**What you need to do**
Read the records below and copy each line that contains "features".

+---+

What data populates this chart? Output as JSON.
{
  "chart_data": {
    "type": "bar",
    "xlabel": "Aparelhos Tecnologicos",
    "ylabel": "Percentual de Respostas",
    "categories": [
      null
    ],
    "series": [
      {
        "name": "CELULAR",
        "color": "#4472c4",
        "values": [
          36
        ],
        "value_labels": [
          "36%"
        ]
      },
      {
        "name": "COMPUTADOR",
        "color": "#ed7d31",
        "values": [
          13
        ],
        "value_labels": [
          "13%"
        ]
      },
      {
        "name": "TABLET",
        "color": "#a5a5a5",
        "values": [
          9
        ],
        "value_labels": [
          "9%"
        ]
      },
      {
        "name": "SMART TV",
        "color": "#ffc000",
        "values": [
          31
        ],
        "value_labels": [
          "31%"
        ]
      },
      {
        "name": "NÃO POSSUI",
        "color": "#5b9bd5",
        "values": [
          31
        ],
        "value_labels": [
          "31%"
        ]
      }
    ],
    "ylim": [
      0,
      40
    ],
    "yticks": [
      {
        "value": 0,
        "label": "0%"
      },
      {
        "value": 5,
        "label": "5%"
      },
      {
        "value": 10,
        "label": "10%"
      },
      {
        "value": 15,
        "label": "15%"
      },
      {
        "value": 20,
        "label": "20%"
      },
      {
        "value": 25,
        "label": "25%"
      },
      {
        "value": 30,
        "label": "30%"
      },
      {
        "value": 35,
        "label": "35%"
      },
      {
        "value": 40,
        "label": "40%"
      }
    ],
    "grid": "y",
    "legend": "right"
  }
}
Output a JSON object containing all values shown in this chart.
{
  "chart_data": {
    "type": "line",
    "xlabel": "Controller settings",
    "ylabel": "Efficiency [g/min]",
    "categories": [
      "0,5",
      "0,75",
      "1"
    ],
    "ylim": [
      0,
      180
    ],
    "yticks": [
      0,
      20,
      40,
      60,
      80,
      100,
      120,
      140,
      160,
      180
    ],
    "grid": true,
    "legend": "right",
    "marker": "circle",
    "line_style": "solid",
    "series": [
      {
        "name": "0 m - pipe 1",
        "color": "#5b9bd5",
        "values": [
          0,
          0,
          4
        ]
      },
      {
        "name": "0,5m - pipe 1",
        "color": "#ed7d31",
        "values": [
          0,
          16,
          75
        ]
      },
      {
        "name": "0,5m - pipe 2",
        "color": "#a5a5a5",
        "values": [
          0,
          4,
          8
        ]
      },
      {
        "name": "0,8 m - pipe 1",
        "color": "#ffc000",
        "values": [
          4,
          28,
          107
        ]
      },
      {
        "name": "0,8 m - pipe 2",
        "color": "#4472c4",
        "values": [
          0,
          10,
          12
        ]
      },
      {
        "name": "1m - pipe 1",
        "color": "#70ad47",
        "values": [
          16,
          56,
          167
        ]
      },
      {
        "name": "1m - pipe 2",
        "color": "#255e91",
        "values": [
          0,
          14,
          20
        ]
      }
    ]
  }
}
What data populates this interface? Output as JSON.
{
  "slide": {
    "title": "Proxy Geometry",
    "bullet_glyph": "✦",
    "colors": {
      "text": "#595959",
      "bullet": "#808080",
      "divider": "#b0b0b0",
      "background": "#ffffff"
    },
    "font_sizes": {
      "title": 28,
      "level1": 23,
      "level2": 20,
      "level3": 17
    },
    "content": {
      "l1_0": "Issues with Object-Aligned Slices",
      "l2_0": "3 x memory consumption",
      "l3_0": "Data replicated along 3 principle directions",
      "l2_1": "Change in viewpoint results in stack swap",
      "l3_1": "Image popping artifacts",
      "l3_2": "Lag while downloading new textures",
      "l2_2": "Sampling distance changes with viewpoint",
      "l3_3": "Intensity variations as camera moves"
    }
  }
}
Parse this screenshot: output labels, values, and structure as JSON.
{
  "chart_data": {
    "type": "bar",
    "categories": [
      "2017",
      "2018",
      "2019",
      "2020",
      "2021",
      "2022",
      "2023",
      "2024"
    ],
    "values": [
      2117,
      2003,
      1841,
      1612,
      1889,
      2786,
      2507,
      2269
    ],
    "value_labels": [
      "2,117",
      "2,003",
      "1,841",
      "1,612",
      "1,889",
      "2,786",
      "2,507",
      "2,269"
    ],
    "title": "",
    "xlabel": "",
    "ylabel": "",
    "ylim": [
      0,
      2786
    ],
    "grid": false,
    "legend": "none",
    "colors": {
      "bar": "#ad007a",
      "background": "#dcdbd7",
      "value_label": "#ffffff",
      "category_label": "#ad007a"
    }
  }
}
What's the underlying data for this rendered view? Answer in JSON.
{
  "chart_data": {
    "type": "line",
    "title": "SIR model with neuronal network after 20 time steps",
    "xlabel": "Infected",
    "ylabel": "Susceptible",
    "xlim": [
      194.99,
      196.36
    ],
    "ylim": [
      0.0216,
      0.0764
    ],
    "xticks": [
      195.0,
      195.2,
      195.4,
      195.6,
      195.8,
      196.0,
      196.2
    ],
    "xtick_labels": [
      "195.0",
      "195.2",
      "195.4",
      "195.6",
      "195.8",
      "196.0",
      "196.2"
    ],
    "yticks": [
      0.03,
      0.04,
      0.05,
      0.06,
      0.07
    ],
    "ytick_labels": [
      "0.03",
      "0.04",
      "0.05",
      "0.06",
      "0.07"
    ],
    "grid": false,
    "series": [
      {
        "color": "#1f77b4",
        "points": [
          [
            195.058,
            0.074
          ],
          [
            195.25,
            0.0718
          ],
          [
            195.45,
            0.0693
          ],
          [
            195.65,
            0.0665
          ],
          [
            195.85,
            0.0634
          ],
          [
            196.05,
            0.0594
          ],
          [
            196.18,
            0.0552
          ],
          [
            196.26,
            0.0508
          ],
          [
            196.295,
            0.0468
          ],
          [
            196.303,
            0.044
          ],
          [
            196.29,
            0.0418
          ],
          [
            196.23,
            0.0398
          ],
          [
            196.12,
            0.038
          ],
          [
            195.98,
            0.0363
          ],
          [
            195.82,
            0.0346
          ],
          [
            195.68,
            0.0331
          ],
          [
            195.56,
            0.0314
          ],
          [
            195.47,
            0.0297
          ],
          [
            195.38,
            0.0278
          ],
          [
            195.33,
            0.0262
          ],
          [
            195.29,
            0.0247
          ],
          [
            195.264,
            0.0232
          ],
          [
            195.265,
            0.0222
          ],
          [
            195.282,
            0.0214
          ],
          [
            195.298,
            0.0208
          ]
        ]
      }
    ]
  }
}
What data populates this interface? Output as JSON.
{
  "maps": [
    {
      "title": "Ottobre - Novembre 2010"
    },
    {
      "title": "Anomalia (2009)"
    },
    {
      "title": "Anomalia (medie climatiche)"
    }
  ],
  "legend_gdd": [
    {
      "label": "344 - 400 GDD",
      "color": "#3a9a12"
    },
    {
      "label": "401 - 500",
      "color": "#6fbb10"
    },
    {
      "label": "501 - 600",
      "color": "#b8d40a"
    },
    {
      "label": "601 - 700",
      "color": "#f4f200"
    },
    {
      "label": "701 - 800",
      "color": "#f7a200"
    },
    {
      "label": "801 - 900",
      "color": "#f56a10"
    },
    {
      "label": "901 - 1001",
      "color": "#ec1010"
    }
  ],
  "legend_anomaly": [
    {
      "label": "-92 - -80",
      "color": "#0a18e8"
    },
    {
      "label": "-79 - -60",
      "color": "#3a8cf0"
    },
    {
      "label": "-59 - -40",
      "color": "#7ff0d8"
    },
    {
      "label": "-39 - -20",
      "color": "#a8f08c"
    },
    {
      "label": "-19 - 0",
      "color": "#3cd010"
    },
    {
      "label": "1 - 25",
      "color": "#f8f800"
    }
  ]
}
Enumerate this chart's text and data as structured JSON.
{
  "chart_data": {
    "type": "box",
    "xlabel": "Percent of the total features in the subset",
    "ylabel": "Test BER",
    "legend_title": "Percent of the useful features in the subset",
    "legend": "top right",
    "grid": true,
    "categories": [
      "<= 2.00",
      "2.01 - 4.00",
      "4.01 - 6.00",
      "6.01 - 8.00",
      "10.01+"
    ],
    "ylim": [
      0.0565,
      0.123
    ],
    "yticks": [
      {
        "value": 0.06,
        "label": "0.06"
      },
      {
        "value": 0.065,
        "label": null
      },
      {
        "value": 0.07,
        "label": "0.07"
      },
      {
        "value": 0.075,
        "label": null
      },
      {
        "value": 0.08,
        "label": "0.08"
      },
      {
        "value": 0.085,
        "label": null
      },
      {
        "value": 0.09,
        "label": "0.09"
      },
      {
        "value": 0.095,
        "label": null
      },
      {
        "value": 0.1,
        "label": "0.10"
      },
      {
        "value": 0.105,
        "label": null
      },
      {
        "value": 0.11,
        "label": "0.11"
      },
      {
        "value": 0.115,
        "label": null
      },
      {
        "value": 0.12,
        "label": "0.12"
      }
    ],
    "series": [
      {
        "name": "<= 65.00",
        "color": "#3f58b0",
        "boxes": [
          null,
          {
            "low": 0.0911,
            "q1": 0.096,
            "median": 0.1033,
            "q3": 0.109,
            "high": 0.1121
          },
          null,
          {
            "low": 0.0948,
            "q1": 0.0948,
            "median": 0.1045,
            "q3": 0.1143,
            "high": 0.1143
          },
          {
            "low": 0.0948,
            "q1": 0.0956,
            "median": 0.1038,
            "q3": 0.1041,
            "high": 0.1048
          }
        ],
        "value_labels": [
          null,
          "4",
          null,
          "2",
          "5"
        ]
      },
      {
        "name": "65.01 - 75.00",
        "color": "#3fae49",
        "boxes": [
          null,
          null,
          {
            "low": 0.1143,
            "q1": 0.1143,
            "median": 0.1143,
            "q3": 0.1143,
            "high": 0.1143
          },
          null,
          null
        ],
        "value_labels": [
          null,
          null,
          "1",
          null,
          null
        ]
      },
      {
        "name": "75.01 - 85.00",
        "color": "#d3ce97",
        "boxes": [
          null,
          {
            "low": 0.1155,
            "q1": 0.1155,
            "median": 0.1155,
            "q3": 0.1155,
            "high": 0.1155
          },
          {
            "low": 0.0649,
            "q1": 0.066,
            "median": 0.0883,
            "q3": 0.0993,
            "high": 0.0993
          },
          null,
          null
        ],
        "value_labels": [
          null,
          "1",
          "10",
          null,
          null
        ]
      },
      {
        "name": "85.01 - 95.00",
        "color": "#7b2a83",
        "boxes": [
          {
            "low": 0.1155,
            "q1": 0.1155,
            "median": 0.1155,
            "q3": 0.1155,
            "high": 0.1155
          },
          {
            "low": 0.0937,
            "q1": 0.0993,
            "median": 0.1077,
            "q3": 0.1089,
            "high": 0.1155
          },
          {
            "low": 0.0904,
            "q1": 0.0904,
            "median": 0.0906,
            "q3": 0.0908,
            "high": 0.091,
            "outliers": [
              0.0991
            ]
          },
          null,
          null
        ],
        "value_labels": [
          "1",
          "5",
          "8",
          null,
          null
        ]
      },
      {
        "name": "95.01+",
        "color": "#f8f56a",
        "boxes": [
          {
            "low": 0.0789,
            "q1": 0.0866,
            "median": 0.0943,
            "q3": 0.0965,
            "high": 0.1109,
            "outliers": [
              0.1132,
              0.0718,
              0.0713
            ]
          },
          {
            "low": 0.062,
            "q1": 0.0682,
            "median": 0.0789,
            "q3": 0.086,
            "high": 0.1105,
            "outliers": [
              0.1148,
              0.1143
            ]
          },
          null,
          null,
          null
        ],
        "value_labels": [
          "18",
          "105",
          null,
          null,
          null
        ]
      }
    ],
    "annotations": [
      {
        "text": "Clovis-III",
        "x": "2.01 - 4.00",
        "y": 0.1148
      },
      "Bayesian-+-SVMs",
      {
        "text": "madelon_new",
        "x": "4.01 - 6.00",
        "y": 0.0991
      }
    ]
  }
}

+---+

**Task answer**
    "xlabel": "Percent of the total features in the subset",
    "legend_title": "Percent of the useful features in the subset",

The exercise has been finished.